Every line below that contains "type" is to be copied.

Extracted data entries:
····················
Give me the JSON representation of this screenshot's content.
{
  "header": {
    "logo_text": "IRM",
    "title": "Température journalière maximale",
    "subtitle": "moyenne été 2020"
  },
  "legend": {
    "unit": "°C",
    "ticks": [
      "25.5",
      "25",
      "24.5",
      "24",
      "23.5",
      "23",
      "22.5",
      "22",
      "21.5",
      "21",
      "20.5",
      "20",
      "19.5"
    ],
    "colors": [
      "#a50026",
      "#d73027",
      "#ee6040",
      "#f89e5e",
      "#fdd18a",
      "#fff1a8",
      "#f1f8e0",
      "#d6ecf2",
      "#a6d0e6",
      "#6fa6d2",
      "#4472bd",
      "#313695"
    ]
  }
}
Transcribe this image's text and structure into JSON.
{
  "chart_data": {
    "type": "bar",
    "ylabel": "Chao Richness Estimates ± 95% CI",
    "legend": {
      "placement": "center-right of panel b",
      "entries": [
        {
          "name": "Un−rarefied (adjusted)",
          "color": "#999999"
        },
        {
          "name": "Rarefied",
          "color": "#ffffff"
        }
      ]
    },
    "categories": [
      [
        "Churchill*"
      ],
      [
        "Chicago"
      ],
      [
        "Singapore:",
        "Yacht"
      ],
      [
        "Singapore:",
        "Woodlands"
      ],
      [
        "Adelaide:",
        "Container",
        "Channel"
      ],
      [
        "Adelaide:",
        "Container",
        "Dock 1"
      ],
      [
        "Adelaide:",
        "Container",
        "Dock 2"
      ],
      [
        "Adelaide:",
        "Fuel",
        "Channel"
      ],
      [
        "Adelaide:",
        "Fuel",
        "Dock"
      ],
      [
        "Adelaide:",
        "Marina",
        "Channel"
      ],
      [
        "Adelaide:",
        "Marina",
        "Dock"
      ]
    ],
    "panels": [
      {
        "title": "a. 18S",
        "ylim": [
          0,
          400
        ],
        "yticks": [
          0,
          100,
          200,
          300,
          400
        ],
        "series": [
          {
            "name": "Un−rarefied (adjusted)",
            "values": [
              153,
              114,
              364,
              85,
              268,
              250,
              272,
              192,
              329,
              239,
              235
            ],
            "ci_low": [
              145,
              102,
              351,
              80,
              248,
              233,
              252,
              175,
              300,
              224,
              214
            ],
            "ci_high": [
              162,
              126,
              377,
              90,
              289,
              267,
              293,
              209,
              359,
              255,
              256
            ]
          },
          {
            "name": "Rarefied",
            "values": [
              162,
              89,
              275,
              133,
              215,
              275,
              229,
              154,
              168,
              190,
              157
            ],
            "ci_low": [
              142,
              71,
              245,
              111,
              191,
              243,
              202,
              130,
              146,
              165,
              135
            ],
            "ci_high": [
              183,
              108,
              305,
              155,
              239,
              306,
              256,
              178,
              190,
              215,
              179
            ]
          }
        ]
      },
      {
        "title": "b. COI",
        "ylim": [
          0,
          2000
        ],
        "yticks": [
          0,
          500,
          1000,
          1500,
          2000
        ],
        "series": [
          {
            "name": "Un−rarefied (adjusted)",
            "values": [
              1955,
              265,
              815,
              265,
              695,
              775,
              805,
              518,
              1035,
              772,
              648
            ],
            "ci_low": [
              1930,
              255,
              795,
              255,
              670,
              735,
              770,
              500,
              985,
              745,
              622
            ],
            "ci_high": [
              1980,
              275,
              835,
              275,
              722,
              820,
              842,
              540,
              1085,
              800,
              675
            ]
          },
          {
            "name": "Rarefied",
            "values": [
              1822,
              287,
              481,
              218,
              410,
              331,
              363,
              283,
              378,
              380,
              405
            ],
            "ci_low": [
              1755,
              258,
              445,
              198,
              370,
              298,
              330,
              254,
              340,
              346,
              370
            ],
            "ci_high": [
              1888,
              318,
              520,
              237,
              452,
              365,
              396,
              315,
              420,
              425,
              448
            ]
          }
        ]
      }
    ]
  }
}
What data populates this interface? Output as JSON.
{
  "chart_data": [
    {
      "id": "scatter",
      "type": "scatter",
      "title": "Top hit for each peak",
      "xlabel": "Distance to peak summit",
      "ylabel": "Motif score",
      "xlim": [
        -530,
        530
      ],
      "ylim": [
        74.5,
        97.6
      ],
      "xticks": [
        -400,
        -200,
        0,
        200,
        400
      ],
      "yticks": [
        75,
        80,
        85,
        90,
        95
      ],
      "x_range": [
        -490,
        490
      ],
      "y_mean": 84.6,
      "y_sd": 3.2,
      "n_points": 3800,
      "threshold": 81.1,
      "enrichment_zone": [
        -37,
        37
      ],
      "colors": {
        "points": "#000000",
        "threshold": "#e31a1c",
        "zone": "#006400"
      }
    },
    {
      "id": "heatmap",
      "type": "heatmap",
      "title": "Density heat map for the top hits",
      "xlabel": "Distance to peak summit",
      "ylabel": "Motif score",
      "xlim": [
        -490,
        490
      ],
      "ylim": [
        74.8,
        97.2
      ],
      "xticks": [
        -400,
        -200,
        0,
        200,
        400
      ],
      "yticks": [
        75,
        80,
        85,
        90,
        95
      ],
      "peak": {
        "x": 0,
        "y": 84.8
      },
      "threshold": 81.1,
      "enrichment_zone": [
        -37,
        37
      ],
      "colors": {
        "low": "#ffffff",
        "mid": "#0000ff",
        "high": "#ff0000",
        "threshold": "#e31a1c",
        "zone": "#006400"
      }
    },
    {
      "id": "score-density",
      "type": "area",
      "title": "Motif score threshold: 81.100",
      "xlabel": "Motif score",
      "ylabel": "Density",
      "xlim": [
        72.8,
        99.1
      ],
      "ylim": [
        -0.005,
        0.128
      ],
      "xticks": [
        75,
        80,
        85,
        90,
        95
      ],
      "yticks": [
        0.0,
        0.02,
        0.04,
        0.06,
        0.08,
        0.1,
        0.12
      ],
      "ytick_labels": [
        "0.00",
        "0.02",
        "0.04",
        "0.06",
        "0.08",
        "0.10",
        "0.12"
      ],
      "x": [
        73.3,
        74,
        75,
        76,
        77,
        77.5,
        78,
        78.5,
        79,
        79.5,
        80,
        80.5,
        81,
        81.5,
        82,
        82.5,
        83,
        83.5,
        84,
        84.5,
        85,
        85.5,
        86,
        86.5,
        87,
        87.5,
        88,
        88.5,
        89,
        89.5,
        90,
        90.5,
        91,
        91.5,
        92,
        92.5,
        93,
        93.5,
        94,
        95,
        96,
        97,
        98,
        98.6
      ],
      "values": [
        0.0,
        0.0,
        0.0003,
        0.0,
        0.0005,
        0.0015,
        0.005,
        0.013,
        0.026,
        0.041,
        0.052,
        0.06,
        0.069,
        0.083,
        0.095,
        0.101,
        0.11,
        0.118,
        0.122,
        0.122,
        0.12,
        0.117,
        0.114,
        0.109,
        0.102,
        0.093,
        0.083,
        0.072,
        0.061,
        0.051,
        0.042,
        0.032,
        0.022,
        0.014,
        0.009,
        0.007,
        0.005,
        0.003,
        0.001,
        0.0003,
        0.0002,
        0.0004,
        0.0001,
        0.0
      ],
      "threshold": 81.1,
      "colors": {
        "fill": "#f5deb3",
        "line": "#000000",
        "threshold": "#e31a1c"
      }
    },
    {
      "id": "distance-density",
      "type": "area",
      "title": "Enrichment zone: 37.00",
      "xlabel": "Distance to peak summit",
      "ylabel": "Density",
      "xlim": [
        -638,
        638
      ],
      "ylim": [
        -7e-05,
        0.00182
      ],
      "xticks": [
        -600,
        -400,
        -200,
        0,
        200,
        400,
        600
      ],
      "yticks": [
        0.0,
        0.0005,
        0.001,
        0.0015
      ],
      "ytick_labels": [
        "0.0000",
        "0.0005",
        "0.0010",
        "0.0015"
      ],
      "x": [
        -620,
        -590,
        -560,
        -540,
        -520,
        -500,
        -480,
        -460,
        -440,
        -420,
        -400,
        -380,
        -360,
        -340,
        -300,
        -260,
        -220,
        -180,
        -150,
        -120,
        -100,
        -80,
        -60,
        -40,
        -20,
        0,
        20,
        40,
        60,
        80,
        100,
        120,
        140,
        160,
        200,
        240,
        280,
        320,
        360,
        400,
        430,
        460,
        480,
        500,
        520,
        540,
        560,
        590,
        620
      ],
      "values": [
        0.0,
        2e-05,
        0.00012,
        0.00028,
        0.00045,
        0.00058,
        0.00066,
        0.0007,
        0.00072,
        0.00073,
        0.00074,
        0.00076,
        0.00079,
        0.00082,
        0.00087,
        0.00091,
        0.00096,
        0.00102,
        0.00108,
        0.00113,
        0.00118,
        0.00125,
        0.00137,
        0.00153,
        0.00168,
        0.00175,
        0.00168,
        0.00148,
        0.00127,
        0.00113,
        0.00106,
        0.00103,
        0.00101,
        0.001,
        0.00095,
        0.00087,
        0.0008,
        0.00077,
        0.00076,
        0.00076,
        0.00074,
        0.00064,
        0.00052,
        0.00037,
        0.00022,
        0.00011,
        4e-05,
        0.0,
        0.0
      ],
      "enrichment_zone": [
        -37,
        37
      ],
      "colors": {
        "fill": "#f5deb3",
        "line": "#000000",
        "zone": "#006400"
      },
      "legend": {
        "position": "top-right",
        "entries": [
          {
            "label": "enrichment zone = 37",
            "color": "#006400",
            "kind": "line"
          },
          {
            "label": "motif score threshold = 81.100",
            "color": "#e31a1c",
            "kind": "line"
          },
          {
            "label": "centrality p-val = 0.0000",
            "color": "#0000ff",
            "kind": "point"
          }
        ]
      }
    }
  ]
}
····················
RESPONSE TO THE EXERCISE.
    "type": "bar",
      "type": "scatter",
      "type": "heatmap",
      "type": "area",
      "type": "area",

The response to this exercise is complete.